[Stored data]

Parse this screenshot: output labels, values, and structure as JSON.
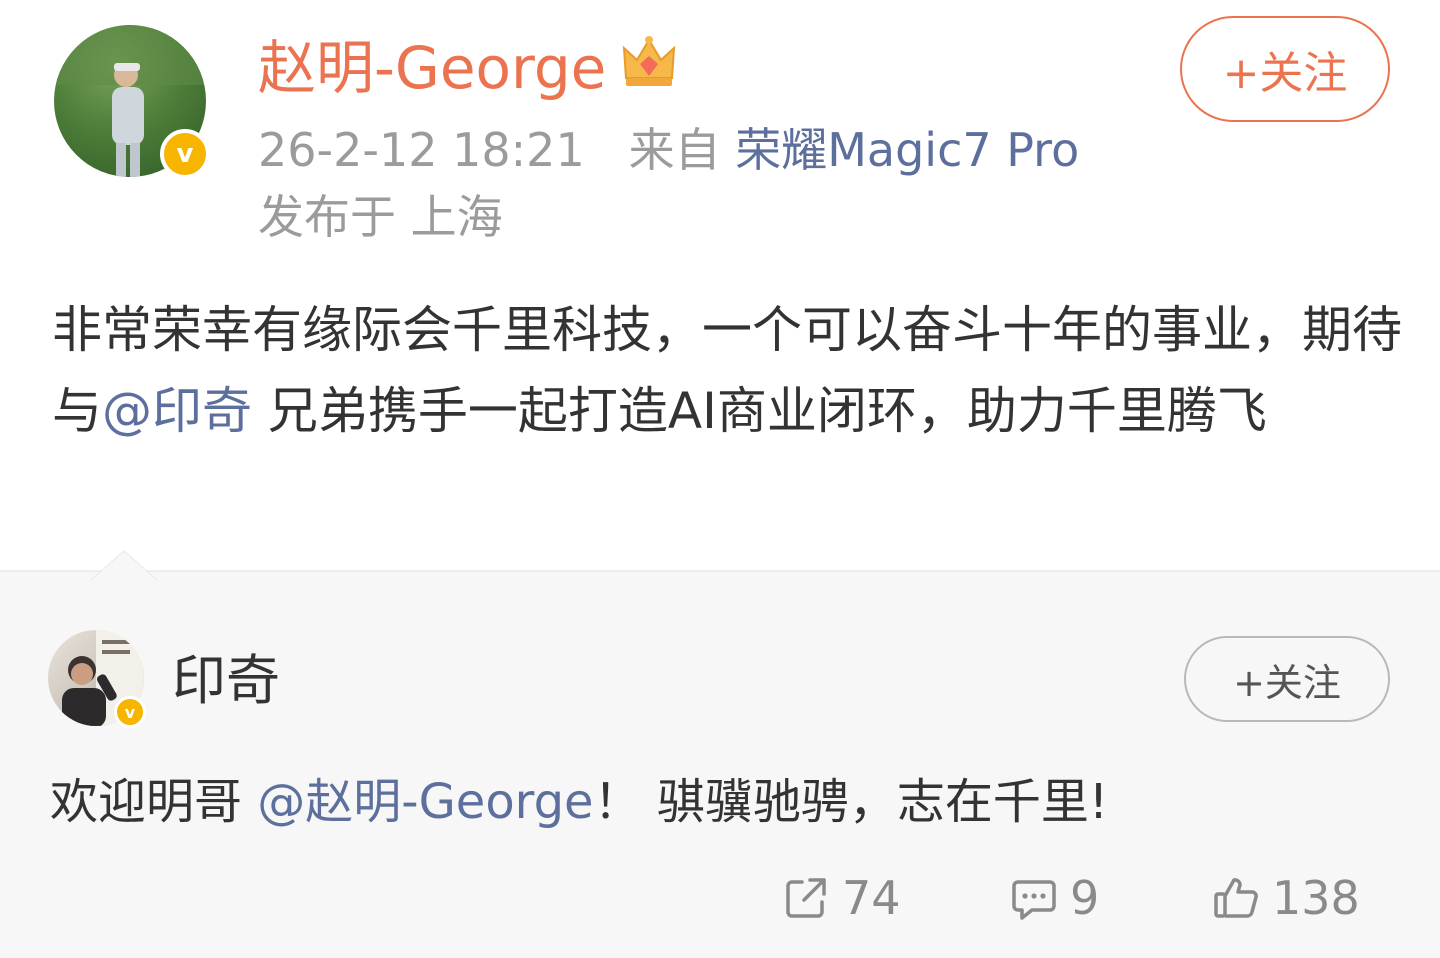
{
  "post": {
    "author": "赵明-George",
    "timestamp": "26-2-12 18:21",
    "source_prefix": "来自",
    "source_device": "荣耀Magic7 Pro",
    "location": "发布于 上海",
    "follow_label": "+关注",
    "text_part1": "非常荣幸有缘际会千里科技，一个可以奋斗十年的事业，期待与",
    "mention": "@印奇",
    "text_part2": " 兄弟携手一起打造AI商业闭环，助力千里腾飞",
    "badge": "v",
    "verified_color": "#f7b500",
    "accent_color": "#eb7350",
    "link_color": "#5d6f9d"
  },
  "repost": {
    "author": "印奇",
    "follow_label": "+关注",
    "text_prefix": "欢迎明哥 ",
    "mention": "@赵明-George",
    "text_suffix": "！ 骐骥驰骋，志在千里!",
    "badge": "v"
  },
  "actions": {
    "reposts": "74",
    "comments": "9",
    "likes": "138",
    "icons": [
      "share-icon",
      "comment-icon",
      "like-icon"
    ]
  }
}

> Exercise description: Pictures don't belong in the copy. Restate all the entries exactly.

> The result:
Parse this screenshot: output labels, values, and structure as JSON.
{
  "post": {
    "author": "赵明-George",
    "timestamp": "26-2-12 18:21",
    "source_prefix": "来自",
    "source_device": "荣耀Magic7 Pro",
    "location": "发布于 上海",
    "follow_label": "+关注",
    "text_part1": "非常荣幸有缘际会千里科技，一个可以奋斗十年的事业，期待与",
    "mention": "@印奇",
    "text_part2": " 兄弟携手一起打造AI商业闭环，助力千里腾飞",
    "badge": "v",
    "verified_color": "#f7b500",
    "accent_color": "#eb7350",
    "link_color": "#5d6f9d"
  },
  "repost": {
    "author": "印奇",
    "follow_label": "+关注",
    "text_prefix": "欢迎明哥 ",
    "mention": "@赵明-George",
    "text_suffix": "！ 骐骥驰骋，志在千里!",
    "badge": "v"
  },
  "actions": {
    "reposts": "74",
    "comments": "9",
    "likes": "138",
    "icons": [
      "share-icon",
      "comment-icon",
      "like-icon"
    ]
  }
}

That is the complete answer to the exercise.